PROBLEM REQUIREMENTS —
From the Sunsama and Todoist comparison, list every third-party tool that it says Sunsama can connect with.

* BEGIN GIVEN PASSAGE *

Compared to Sunsama, I miss that you can’t access the user manual, the support team, and the updates from the application easily.
Winner: it’s a draw.
Sunsama and Todoist offer ample support for quick capture, and have a beautiful and easy-to-use user interface.
Task management and project management
Sunsama
Sunsama isn’t a task management app per se. It’s rather a daily planner that consolidates your workflow in a single platform.
Sunsama doesn’t support task dependencies and other advanced task management features. It won’t even support projects or task lists per se: it leaves them to your third-party project management tool. Connect Sunsama with Trello, Notion, Asana, Monday, ClickUp, and even Todoist to complement your system.
Once you connect your favorite task manager, you can display and work with your tasks and projects in Sunsama.
Sunsama tasks can carry start dates, due dates, subtasks, attachments, notes, and comments. You can also set up recurring tasks with granular details.
What Sunsama excels at is daily and weekly planning (which is at the heart of project management). There is a dedicated multi-step process for that.
Sunsama not only will guide you through your daily planning, but also remind you to focus on what’s essential, work less, and leave work on time.
You can define weekly objectives and align any of your tasks with those objectives. At the end of the day and week, the app will show your progress.
One of the things that makes Sunsama so unique is the built-in journaling module, which is part of the daily and weekly planning. This is something I’ve never seen in any task management tool, and it can be a game-changer for you.
Sunsama has a built-in time-tracking feature for proper time management. You can start a Pomodoro timer on each task to measure your actual time spent on your task.
If you work in a team, you can set up a collaborative workspace to share tasks and events with team members.
Todoist
Todoist has a slight edge over Sunsama when we consider task management and project management features.
It offers full GTD support: You can use projects, contexts (labels), and next actions (priorities) to surface information and streamline your productivity system. With custom filters, you can surface every task in granular detail.

* END GIVEN PASSAGE *
* BEGIN ENTRIES SHOWN *

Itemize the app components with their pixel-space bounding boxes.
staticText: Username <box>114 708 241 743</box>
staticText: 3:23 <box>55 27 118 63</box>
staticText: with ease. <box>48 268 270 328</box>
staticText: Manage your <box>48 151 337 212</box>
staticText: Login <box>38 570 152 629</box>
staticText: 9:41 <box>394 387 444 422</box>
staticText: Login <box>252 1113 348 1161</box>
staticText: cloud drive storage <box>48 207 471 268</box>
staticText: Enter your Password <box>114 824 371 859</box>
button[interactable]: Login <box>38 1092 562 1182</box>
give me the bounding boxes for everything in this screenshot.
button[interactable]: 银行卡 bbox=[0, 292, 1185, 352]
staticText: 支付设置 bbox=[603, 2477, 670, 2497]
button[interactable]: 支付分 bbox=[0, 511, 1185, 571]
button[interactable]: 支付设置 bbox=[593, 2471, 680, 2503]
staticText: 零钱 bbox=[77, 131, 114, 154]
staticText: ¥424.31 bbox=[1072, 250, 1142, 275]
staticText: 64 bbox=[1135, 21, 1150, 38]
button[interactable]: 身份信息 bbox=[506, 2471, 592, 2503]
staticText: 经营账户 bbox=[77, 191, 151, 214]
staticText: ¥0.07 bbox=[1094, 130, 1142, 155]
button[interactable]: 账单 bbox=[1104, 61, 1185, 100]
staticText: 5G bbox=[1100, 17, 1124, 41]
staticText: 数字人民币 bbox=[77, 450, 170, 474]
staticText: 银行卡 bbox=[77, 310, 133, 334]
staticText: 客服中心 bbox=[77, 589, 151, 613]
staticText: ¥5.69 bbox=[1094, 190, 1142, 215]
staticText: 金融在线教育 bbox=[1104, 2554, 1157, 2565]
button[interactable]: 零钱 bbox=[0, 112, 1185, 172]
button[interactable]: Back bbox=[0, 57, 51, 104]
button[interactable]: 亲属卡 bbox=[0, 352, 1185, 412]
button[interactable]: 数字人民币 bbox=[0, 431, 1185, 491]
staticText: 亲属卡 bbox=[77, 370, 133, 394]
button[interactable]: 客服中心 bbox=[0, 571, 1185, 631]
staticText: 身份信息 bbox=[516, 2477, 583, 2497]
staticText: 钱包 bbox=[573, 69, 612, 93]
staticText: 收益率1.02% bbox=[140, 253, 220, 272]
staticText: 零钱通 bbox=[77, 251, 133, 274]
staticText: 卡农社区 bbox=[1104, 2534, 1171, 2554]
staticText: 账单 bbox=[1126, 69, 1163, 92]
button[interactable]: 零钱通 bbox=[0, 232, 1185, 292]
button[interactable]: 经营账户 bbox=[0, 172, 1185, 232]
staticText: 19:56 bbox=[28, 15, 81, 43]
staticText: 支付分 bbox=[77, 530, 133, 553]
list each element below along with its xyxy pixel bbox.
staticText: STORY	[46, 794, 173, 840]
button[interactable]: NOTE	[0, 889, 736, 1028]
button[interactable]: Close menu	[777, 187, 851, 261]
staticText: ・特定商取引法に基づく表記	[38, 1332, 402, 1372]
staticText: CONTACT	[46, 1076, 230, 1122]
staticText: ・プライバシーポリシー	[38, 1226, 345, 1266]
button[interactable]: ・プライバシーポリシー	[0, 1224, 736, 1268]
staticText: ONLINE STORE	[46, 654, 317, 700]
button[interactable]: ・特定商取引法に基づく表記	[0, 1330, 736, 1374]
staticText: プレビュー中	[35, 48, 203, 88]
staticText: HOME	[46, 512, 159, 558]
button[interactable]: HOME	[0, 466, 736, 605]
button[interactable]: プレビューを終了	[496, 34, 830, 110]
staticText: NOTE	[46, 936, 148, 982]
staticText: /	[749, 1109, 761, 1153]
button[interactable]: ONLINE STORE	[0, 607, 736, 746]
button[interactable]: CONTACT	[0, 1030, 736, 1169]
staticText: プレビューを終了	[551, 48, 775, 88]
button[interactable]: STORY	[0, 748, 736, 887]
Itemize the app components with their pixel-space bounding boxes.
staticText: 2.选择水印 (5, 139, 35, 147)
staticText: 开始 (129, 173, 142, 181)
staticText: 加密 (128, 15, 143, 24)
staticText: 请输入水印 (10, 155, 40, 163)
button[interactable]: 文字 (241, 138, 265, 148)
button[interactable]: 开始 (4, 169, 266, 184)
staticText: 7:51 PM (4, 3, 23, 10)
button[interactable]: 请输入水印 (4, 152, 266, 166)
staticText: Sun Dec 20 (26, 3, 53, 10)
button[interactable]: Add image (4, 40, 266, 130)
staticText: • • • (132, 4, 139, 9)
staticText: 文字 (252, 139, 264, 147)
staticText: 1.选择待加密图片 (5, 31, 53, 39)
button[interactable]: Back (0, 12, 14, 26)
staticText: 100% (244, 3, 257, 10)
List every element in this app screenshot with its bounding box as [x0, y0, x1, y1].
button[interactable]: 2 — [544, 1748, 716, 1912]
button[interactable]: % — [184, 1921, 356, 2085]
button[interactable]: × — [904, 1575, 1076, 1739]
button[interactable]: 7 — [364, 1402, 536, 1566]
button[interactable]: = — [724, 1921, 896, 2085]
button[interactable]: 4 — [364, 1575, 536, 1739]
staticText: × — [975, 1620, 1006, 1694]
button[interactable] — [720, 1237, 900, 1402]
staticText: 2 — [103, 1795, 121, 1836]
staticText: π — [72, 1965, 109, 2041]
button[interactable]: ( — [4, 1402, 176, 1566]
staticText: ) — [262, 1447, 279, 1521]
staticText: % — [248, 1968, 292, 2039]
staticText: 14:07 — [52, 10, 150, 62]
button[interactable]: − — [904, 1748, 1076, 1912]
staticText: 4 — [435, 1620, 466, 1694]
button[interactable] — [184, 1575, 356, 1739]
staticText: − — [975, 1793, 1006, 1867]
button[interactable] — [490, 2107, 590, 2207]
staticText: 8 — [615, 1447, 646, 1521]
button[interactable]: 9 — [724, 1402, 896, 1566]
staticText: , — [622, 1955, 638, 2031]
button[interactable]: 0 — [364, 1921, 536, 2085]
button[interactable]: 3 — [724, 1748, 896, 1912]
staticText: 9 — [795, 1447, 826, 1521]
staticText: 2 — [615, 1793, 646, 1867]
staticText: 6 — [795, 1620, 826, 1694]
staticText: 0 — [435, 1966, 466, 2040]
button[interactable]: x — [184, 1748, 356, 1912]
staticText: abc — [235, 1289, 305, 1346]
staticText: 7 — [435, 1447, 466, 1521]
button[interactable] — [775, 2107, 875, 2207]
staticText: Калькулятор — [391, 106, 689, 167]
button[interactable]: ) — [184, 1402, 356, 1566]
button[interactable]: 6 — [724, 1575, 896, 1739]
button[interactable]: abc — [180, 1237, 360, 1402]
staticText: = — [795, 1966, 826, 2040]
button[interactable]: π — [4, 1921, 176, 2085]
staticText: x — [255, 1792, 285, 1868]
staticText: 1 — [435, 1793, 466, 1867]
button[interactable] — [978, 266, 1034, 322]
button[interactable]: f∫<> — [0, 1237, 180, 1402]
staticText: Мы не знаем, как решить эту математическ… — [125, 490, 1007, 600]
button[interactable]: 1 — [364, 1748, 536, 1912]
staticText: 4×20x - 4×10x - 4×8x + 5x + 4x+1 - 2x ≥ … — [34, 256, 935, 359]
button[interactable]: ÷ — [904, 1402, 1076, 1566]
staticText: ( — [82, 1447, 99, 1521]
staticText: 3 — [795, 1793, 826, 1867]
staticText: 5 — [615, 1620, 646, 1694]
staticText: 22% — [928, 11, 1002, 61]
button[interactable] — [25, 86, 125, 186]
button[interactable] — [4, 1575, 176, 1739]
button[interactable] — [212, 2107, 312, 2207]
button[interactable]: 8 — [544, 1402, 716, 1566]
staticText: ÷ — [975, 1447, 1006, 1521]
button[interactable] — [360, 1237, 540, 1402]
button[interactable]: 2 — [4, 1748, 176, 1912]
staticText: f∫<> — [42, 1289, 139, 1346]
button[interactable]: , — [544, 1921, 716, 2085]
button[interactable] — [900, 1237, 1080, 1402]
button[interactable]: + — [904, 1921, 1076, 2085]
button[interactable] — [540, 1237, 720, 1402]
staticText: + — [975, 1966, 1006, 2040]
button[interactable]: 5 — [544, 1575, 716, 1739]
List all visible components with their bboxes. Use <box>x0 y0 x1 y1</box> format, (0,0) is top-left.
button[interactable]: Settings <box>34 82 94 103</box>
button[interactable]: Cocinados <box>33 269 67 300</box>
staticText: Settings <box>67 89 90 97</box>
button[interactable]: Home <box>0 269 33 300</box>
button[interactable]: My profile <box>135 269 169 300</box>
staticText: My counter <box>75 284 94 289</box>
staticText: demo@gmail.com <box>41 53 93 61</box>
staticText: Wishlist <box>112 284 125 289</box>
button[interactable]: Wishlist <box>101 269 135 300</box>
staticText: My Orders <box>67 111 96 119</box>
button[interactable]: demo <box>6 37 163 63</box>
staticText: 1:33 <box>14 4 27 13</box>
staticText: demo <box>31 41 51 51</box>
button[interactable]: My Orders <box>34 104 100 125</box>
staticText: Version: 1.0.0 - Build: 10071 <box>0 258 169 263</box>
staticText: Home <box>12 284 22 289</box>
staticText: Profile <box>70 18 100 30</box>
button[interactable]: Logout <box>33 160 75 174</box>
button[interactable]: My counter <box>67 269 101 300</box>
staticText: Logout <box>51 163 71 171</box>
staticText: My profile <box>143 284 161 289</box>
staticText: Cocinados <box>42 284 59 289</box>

* END ENTRIES SHOWN *

THE SOLUTION —
Trello, Notion, Asana, Monday, ClickUp, Todoist